Task brief:
Find each line containing the string "this" and return it.

(Data entries)
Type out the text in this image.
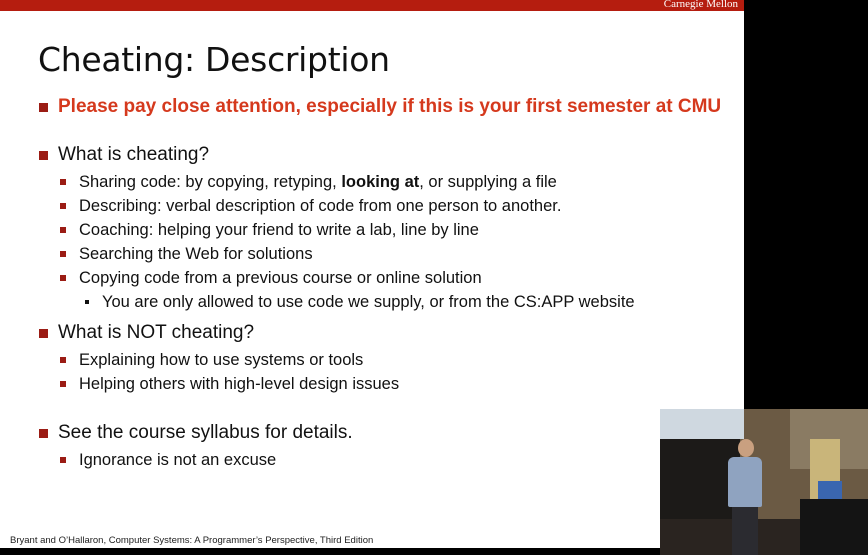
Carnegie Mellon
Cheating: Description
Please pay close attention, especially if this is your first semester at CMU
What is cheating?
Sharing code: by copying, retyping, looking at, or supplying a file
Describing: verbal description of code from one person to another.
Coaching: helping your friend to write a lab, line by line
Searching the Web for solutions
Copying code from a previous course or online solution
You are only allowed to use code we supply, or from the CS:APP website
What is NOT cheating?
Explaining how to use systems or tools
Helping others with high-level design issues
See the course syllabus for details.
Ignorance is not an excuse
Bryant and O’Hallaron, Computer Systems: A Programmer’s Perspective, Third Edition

Exercise result:
Type out the text in this image.
Please pay close attention, especially if this is your first semester at CMU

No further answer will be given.